▶ Exercise details: Edit everything from the line containing "Text: Contains public" down to the line containing "Text: Contains HM" in the material below by changing each "Bar" to "Column", leaving all else unchanged. Give only those edited lines.

▶ Exercise input:
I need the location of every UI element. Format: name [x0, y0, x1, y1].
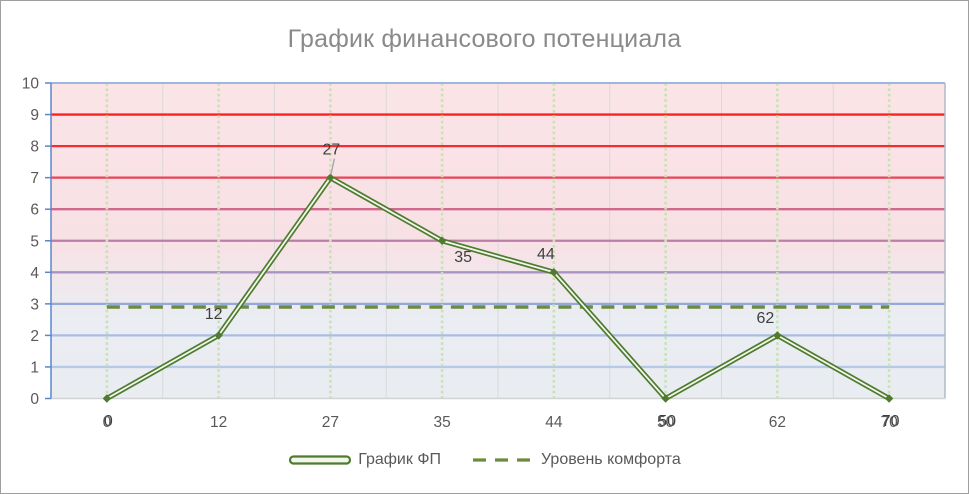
data-label: 70 [882, 413, 900, 430]
x-tick-label: 50 [657, 414, 675, 431]
y-tick-label: 8 [30, 139, 39, 156]
y-tick-label: 1 [30, 359, 39, 376]
data-label: 12 [205, 306, 223, 323]
series-line-inner [106, 176, 890, 400]
x-tick-label: 62 [769, 414, 786, 431]
y-tick-label: 2 [30, 328, 39, 345]
x-tick-label: 12 [210, 414, 227, 431]
legend-label-comfort: Уровень комфорта [540, 451, 681, 468]
legend-item-comfort: Уровень комфорта [471, 451, 681, 469]
x-tick-label: 70 [881, 414, 899, 431]
y-tick-label: 9 [30, 107, 39, 124]
chart-legend: График ФП Уровень комфорта [1, 451, 968, 469]
legend-label-series: График ФП [358, 451, 441, 468]
x-tick-label: 35 [434, 414, 451, 431]
data-label: 62 [756, 310, 774, 327]
data-label: 27 [322, 142, 340, 159]
y-tick-label: 7 [30, 170, 39, 187]
double-line-icon [289, 455, 352, 465]
data-label: 0 [104, 413, 113, 430]
series-marker [773, 331, 782, 340]
chart-title: График финансового потенциала [287, 25, 682, 53]
series-marker [102, 394, 112, 403]
series-marker [214, 331, 223, 340]
y-tick-label: 10 [22, 76, 40, 93]
legend-item-series: График ФП [288, 451, 441, 469]
data-label: 35 [454, 249, 472, 266]
series-marker [437, 236, 447, 245]
series-marker [884, 394, 894, 403]
x-tick-label: 0 [103, 414, 112, 431]
series-marker [549, 268, 559, 277]
dashed-line-icon [472, 458, 533, 462]
data-label: 50 [658, 413, 676, 430]
y-tick-label: 4 [30, 265, 39, 282]
data-label: 44 [537, 246, 555, 263]
y-tick-label: 6 [30, 202, 39, 219]
series-marker [326, 173, 335, 182]
y-tick-label: 3 [30, 296, 39, 313]
data-label-leader-line [330, 158, 336, 175]
x-tick-label: 27 [322, 414, 339, 431]
y-tick-label: 0 [30, 391, 39, 408]
x-tick-label: 44 [545, 414, 563, 431]
y-tick-label: 5 [30, 233, 39, 250]
series-marker [661, 394, 670, 403]
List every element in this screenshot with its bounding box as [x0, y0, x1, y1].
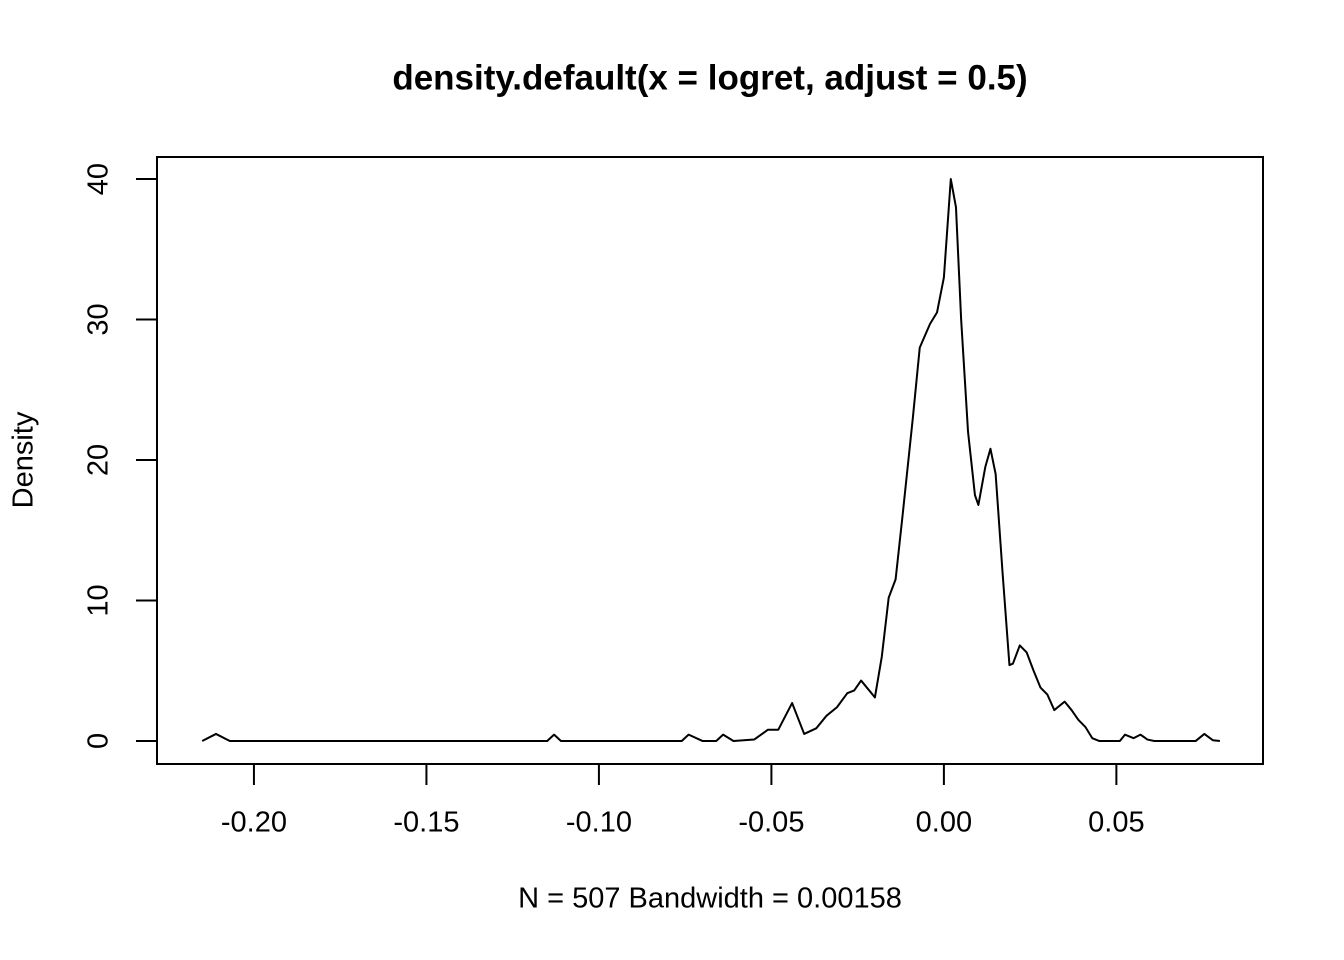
x-tick-label: 0.00 — [916, 807, 972, 839]
y-tick-label: 10 — [83, 584, 115, 616]
density-line — [201, 178, 1220, 742]
chart-title: density.default(x = logret, adjust = 0.5… — [392, 58, 1027, 97]
x-tick-label: -0.10 — [566, 807, 632, 839]
y-tick-label: 40 — [83, 163, 115, 195]
x-axis-label: N = 507 Bandwidth = 0.00158 — [518, 883, 902, 915]
y-axis-label: Density — [8, 411, 40, 508]
x-tick-label: -0.20 — [221, 807, 287, 839]
y-tick-label: 0 — [83, 733, 115, 749]
x-tick-label: 0.05 — [1088, 807, 1144, 839]
plot-frame — [156, 156, 1264, 765]
x-tick-label: -0.15 — [393, 807, 459, 839]
y-tick-label: 30 — [83, 303, 115, 335]
y-tick-label: 20 — [83, 444, 115, 476]
x-tick-label: -0.05 — [738, 807, 804, 839]
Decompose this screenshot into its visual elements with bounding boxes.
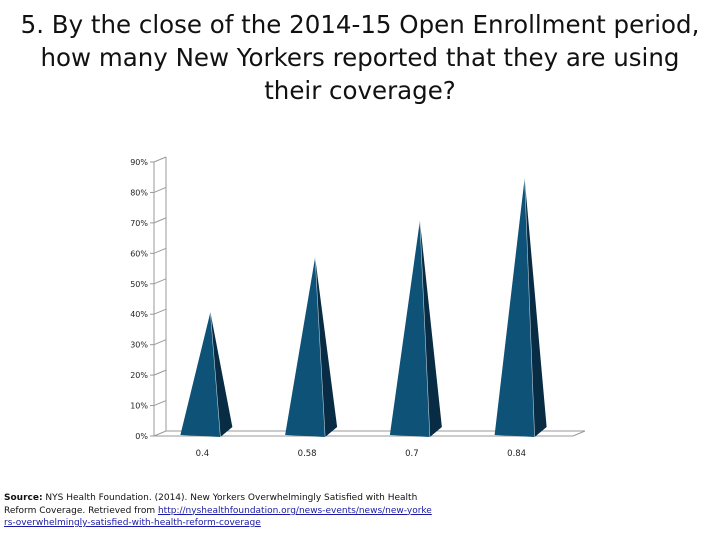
- pyramid-front-face: [180, 312, 221, 437]
- pyramid-side-face: [315, 257, 338, 437]
- y-tick-label-1: 10%: [130, 402, 148, 411]
- y-tick-4: [153, 308, 167, 315]
- pyramid-bar-0: [180, 312, 233, 438]
- y-tick-label-9: 90%: [130, 158, 148, 167]
- y-tick-0: [153, 430, 167, 437]
- x-category-label-2: 0.7: [405, 449, 419, 459]
- pyramid-bar-3: [494, 178, 547, 438]
- y-tick-label-3: 30%: [130, 341, 148, 350]
- chart-marks: [180, 178, 547, 438]
- slide-title: 5. By the close of the 2014-15 Open Enro…: [20, 10, 700, 105]
- y-tick-label-5: 50%: [130, 280, 148, 289]
- pyramid-edge-highlight: [524, 178, 535, 438]
- y-tick-2: [153, 369, 167, 376]
- pyramid-front-face: [389, 220, 430, 437]
- y-axis-tick-labels: 0% 10% 20% 30% 40% 50% 60% 70% 80% 90%: [130, 158, 148, 441]
- y-tick-9: [153, 156, 167, 163]
- y-tick-label-6: 60%: [130, 249, 148, 258]
- y-tick-label-8: 80%: [130, 188, 148, 197]
- y-tick-label-4: 40%: [130, 310, 148, 319]
- y-tick-1: [153, 400, 167, 407]
- x-category-label-0: 0.4: [196, 449, 210, 459]
- x-category-label-1: 0.58: [298, 449, 317, 459]
- pyramid-side-face: [210, 312, 233, 437]
- y-tick-3: [153, 339, 167, 346]
- pyramid-edge-highlight: [419, 220, 431, 438]
- y-tick-8: [153, 186, 167, 193]
- pyramid-side-face: [524, 178, 547, 437]
- x-category-label-3: 0.84: [507, 449, 526, 459]
- source-link[interactable]: http://nyshealthfoundation.org/news-even…: [4, 505, 432, 529]
- y-tick-5: [153, 278, 167, 285]
- pyramid-bar-2: [389, 220, 442, 438]
- source-citation: Source: NYS Health Foundation. (2014). N…: [4, 492, 434, 530]
- pyramid-bar-1: [285, 257, 338, 438]
- pyramid-front-face: [285, 257, 326, 437]
- pyramid-front-face: [494, 178, 535, 437]
- source-text: NYS Health Foundation. (2014). New Yorke…: [4, 493, 418, 516]
- x-axis-category-labels: 0.4 0.58 0.7 0.84: [196, 449, 526, 459]
- floor-right-edge: [572, 430, 586, 437]
- pyramid-side-face: [419, 220, 442, 437]
- y-tick-label-0: 0%: [135, 432, 148, 441]
- y-tick-label-2: 20%: [130, 371, 148, 380]
- y-tick-6: [153, 247, 167, 254]
- pyramid-edge-highlight: [210, 312, 221, 438]
- pyramid-edge-highlight: [314, 257, 326, 438]
- source-label: Source:: [4, 493, 43, 503]
- y-tick-7: [153, 217, 167, 224]
- y-tick-label-7: 70%: [130, 219, 148, 228]
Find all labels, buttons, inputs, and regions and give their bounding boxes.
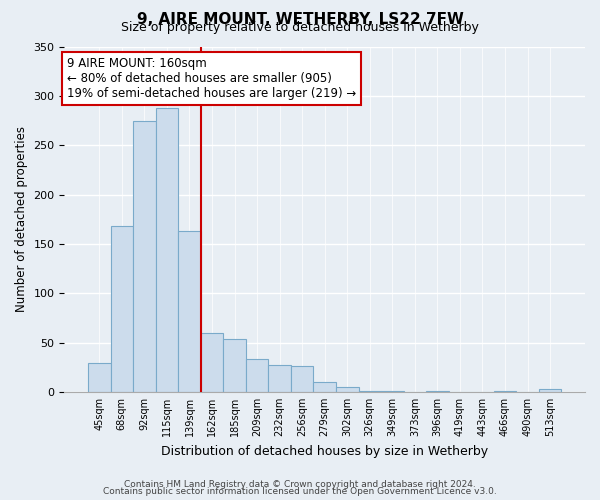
Text: Contains public sector information licensed under the Open Government Licence v3: Contains public sector information licen… bbox=[103, 487, 497, 496]
Bar bbox=[291, 366, 313, 392]
Bar bbox=[494, 391, 516, 392]
Bar bbox=[359, 391, 381, 392]
Text: Contains HM Land Registry data © Crown copyright and database right 2024.: Contains HM Land Registry data © Crown c… bbox=[124, 480, 476, 489]
Bar bbox=[539, 389, 562, 392]
Text: Size of property relative to detached houses in Wetherby: Size of property relative to detached ho… bbox=[121, 22, 479, 35]
Bar bbox=[381, 391, 404, 392]
Bar bbox=[313, 382, 336, 392]
Text: 9 AIRE MOUNT: 160sqm
← 80% of detached houses are smaller (905)
19% of semi-deta: 9 AIRE MOUNT: 160sqm ← 80% of detached h… bbox=[67, 57, 356, 100]
Bar bbox=[223, 338, 246, 392]
Bar bbox=[178, 231, 201, 392]
Bar bbox=[268, 366, 291, 392]
Bar bbox=[110, 226, 133, 392]
X-axis label: Distribution of detached houses by size in Wetherby: Distribution of detached houses by size … bbox=[161, 444, 488, 458]
Bar bbox=[133, 120, 155, 392]
Bar bbox=[201, 332, 223, 392]
Bar bbox=[246, 360, 268, 392]
Bar bbox=[155, 108, 178, 392]
Bar bbox=[88, 364, 110, 392]
Bar bbox=[426, 391, 449, 392]
Text: 9, AIRE MOUNT, WETHERBY, LS22 7FW: 9, AIRE MOUNT, WETHERBY, LS22 7FW bbox=[137, 12, 463, 26]
Bar bbox=[336, 387, 359, 392]
Y-axis label: Number of detached properties: Number of detached properties bbox=[15, 126, 28, 312]
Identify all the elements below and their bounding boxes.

▶ The output:
Text: Contains public sector information licensed under the Open Government Licence v3: Contains public sector information licen… bbox=[103, 487, 497, 496]
Column bbox=[291, 366, 313, 392]
Column bbox=[494, 391, 516, 392]
Column bbox=[359, 391, 381, 392]
Text: Contains HM Land Registry data © Crown copyright and database right 2024.: Contains HM Land Registry data © Crown c… bbox=[124, 480, 476, 489]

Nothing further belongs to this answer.